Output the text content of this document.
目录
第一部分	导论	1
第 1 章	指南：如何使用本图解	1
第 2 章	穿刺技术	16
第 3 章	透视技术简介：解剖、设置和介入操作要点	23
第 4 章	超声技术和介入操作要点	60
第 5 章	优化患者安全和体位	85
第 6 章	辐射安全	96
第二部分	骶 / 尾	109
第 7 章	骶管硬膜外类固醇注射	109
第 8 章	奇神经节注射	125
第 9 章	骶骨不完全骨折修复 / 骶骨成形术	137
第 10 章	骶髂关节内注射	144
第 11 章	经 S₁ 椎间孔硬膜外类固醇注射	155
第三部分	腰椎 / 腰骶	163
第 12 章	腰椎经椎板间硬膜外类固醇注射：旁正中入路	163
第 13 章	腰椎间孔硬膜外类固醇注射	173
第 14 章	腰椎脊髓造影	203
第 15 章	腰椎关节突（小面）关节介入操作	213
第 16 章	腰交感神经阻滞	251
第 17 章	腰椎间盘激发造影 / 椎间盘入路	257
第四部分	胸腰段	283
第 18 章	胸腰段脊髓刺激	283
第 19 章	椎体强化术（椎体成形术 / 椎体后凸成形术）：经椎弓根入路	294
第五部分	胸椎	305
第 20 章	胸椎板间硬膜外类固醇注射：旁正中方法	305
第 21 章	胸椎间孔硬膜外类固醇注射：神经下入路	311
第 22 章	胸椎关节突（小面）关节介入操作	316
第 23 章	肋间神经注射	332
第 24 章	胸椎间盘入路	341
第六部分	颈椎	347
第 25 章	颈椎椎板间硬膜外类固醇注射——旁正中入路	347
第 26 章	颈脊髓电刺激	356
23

:::

» **Work to do**: Looking at the entries above, how many lines contain the word "关节介入操作"? Answer with the number alone.

» **Result for this task**: 2